▸ **Required work**:
Pull out every line containing the string "flac".

▸ **Records for the task**:
==================================================
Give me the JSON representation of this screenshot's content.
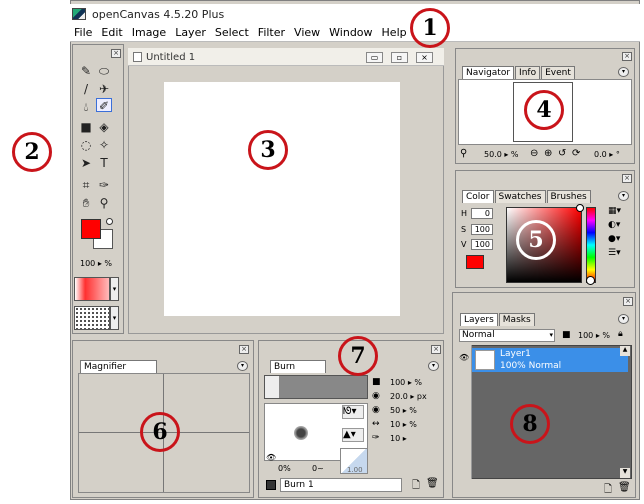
{
  "window": {
    "title": "openCanvas 4.5.20 Plus"
  },
  "menu": [
    "File",
    "Edit",
    "Image",
    "Layer",
    "Select",
    "Filter",
    "View",
    "Window",
    "Help"
  ],
  "document": {
    "title": "Untitled 1"
  },
  "toolbox": {
    "opacity": "100",
    "opacity_unit": "%",
    "fg_color": "#ff0000",
    "bg_color": "#ffffff"
  },
  "navigator": {
    "tabs": [
      "Navigator",
      "Info",
      "Event"
    ],
    "zoom": "50.0",
    "zoom_unit": "%",
    "rotation": "0.0",
    "rotation_unit": "°"
  },
  "color": {
    "tabs": [
      "Color",
      "Swatches",
      "Brushes"
    ],
    "h_label": "H",
    "h": "0",
    "s_label": "S",
    "s": "100",
    "v_label": "V",
    "v": "100",
    "current": "#ff0000"
  },
  "magnifier": {
    "tabs": [
      "Magnifier"
    ]
  },
  "brush": {
    "tabs": [
      "Burn"
    ],
    "size": "20.0",
    "size_unit": "px",
    "opacity": "100",
    "opacity_unit": "%",
    "density": "50",
    "density_unit": "%",
    "param4": "10",
    "param4_unit": "%",
    "param5": "10",
    "preset_name": "Burn 1",
    "min_a": "0%",
    "min_b": "0~",
    "pressure": "1.00"
  },
  "layers": {
    "tabs": [
      "Layers",
      "Masks"
    ],
    "blend_mode": "Normal",
    "opacity": "100",
    "opacity_unit": "%",
    "items": [
      {
        "name": "Layer1",
        "detail": "100% Normal"
      }
    ]
  },
  "callouts": [
    "1",
    "2",
    "3",
    "4",
    "5",
    "6",
    "7",
    "8"
  ],
  "colors": {
    "accent": "#c9141a",
    "selection": "#3b8fe8",
    "panel": "#d4d0c8"
  }
}
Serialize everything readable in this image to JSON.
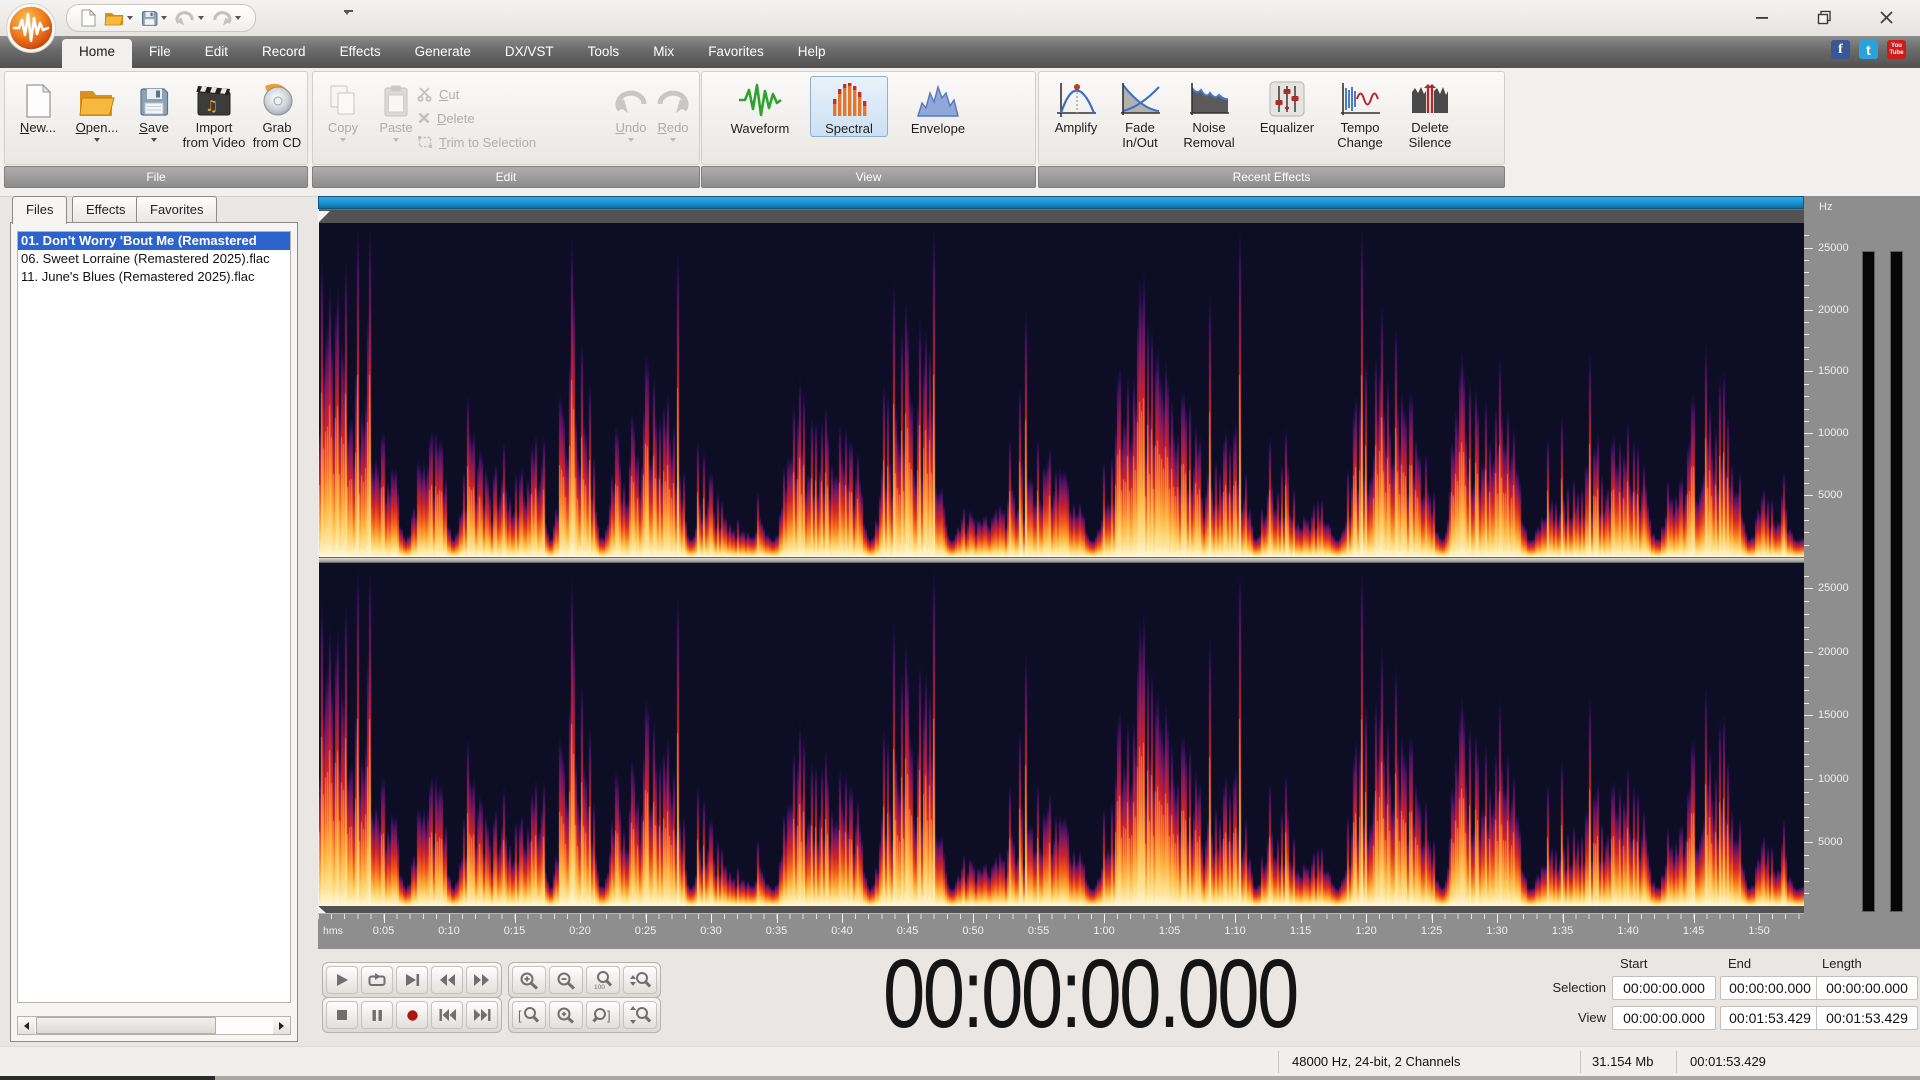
{
  "window": {
    "controls": [
      "minimize",
      "maximize",
      "close"
    ]
  },
  "quick_access": {
    "buttons": [
      "new-file",
      "open-file",
      "save-file",
      "undo",
      "redo"
    ],
    "customize": "customize-quick-access-toolbar"
  },
  "menu": {
    "tabs": [
      "Home",
      "File",
      "Edit",
      "Record",
      "Effects",
      "Generate",
      "DX/VST",
      "Tools",
      "Mix",
      "Favorites",
      "Help"
    ],
    "active_tab": "Home",
    "social": {
      "facebook": "f",
      "twitter": "t",
      "youtube_line1": "You",
      "youtube_line2": "Tube"
    }
  },
  "ribbon": {
    "groups": {
      "file": {
        "label": "File",
        "new": "New...",
        "open": "Open...",
        "save": "Save",
        "import1": "Import",
        "import2": "from Video",
        "grab1": "Grab",
        "grab2": "from CD"
      },
      "edit": {
        "label": "Edit",
        "copy": "Copy",
        "paste": "Paste",
        "cut": "Cut",
        "del": "Delete",
        "trim": "Trim to Selection",
        "undo": "Undo",
        "redo": "Redo"
      },
      "view": {
        "label": "View",
        "waveform": "Waveform",
        "spectral": "Spectral",
        "envelope": "Envelope",
        "active": "Spectral"
      },
      "recent": {
        "label": "Recent Effects",
        "amplify": "Amplify",
        "fade1": "Fade",
        "fade2": "In/Out",
        "noise1": "Noise",
        "noise2": "Removal",
        "equalizer": "Equalizer",
        "tempo1": "Tempo",
        "tempo2": "Change",
        "silence1": "Delete",
        "silence2": "Silence"
      }
    }
  },
  "file_panel": {
    "tabs": [
      "Files",
      "Effects",
      "Favorites"
    ],
    "active_tab": "Files",
    "files": [
      "01. Don't Worry 'Bout Me (Remastered",
      "06. Sweet Lorraine (Remastered 2025).flac",
      "11. June's Blues (Remastered 2025).flac"
    ],
    "selected_index": 0
  },
  "editor": {
    "hz_label": "Hz",
    "freq_labels": [
      "25000",
      "20000",
      "15000",
      "10000",
      "5000"
    ],
    "time_origin_label": "hms",
    "time_labels": [
      "0:05",
      "0:10",
      "0:15",
      "0:20",
      "0:25",
      "0:30",
      "0:35",
      "0:40",
      "0:45",
      "0:50",
      "0:55",
      "1:00",
      "1:05",
      "1:10",
      "1:15",
      "1:20",
      "1:25",
      "1:30",
      "1:35",
      "1:40",
      "1:45",
      "1:50"
    ],
    "view_seconds": 113.429,
    "channels": 2
  },
  "transport": {
    "playback_row1": [
      "play",
      "loop-playback",
      "play-to-next",
      "rewind",
      "fast-forward"
    ],
    "playback_row2": [
      "stop",
      "pause",
      "record",
      "go-to-start",
      "go-to-end"
    ],
    "zoom_row1": [
      "zoom-in",
      "zoom-out",
      "zoom-100-percent",
      "zoom-vertical"
    ],
    "zoom_row2": [
      "zoom-selection-start",
      "zoom-in-selection",
      "zoom-selection-end",
      "zoom-vertical-out"
    ]
  },
  "time_display": {
    "value": "00:00:00.000"
  },
  "selection_panel": {
    "headers": [
      "Start",
      "End",
      "Length"
    ],
    "rows": [
      {
        "label": "Selection",
        "values": [
          "00:00:00.000",
          "00:00:00.000",
          "00:00:00.000"
        ]
      },
      {
        "label": "View",
        "values": [
          "00:00:00.000",
          "00:01:53.429",
          "00:01:53.429"
        ]
      }
    ]
  },
  "status_bar": {
    "audio_format": "48000 Hz, 24-bit, 2 Channels",
    "file_size": "31.154 Mb",
    "duration": "00:01:53.429"
  },
  "colors": {
    "selection_blue": "#2c63cc",
    "scrollbar_blue": "#1d96d2",
    "spectrogram_bg": "#0d0d26",
    "record_red": "#ae1515"
  }
}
==================================================
▸ **Correct answer**:
      "06. Sweet Lorraine (Remastered 2025).flac",
      "11. June's Blues (Remastered 2025).flac"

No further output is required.